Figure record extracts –

┄┄┄┄┄┄┄┄┄┄┄┄┄┄┄┄┄┄┄┄

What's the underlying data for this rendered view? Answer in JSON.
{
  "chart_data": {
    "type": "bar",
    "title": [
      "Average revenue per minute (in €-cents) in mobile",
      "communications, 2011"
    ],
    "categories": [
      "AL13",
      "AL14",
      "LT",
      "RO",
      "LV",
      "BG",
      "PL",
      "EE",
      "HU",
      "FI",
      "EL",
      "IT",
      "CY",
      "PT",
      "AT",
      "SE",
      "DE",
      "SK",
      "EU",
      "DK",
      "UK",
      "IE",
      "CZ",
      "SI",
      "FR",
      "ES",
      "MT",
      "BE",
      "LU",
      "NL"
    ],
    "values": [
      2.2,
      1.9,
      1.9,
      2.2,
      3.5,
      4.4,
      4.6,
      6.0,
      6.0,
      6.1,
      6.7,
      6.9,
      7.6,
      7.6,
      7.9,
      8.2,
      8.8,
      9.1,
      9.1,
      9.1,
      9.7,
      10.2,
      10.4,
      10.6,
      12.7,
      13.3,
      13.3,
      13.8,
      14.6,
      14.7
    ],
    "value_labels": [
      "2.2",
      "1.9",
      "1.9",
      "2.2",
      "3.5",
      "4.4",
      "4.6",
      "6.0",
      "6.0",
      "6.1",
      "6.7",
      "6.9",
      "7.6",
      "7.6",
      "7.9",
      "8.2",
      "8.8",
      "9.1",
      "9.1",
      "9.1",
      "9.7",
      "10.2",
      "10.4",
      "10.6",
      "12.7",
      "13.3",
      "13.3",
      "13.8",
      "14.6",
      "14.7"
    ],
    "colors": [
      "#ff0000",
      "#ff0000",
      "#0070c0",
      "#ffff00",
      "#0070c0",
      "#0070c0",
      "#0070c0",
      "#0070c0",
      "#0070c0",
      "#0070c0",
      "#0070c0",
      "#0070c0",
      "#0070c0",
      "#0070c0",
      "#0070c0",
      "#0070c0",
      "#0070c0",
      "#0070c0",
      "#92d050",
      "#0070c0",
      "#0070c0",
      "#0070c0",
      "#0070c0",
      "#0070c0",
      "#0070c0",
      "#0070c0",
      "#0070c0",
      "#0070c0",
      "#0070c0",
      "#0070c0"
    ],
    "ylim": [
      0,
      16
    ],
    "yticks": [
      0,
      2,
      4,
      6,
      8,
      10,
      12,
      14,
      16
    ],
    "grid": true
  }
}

┄┄┄┄┄┄┄┄┄┄┄┄┄┄┄┄┄┄┄┄

Exercise – Reproduce the full listing word for word.

Expected answer –
What's the underlying data for this rendered view? Answer in JSON.
{
  "chart_data": {
    "type": "bar",
    "title": [
      "Average revenue per minute (in €-cents) in mobile",
      "communications, 2011"
    ],
    "categories": [
      "AL13",
      "AL14",
      "LT",
      "RO",
      "LV",
      "BG",
      "PL",
      "EE",
      "HU",
      "FI",
      "EL",
      "IT",
      "CY",
      "PT",
      "AT",
      "SE",
      "DE",
      "SK",
      "EU",
      "DK",
      "UK",
      "IE",
      "CZ",
      "SI",
      "FR",
      "ES",
      "MT",
      "BE",
      "LU",
      "NL"
    ],
    "values": [
      2.2,
      1.9,
      1.9,
      2.2,
      3.5,
      4.4,
      4.6,
      6.0,
      6.0,
      6.1,
      6.7,
      6.9,
      7.6,
      7.6,
      7.9,
      8.2,
      8.8,
      9.1,
      9.1,
      9.1,
      9.7,
      10.2,
      10.4,
      10.6,
      12.7,
      13.3,
      13.3,
      13.8,
      14.6,
      14.7
    ],
    "value_labels": [
      "2.2",
      "1.9",
      "1.9",
      "2.2",
      "3.5",
      "4.4",
      "4.6",
      "6.0",
      "6.0",
      "6.1",
      "6.7",
      "6.9",
      "7.6",
      "7.6",
      "7.9",
      "8.2",
      "8.8",
      "9.1",
      "9.1",
      "9.1",
      "9.7",
      "10.2",
      "10.4",
      "10.6",
      "12.7",
      "13.3",
      "13.3",
      "13.8",
      "14.6",
      "14.7"
    ],
    "colors": [
      "#ff0000",
      "#ff0000",
      "#0070c0",
      "#ffff00",
      "#0070c0",
      "#0070c0",
      "#0070c0",
      "#0070c0",
      "#0070c0",
      "#0070c0",
      "#0070c0",
      "#0070c0",
      "#0070c0",
      "#0070c0",
      "#0070c0",
      "#0070c0",
      "#0070c0",
      "#0070c0",
      "#92d050",
      "#0070c0",
      "#0070c0",
      "#0070c0",
      "#0070c0",
      "#0070c0",
      "#0070c0",
      "#0070c0",
      "#0070c0",
      "#0070c0",
      "#0070c0",
      "#0070c0"
    ],
    "ylim": [
      0,
      16
    ],
    "yticks": [
      0,
      2,
      4,
      6,
      8,
      10,
      12,
      14,
      16
    ],
    "grid": true
  }
}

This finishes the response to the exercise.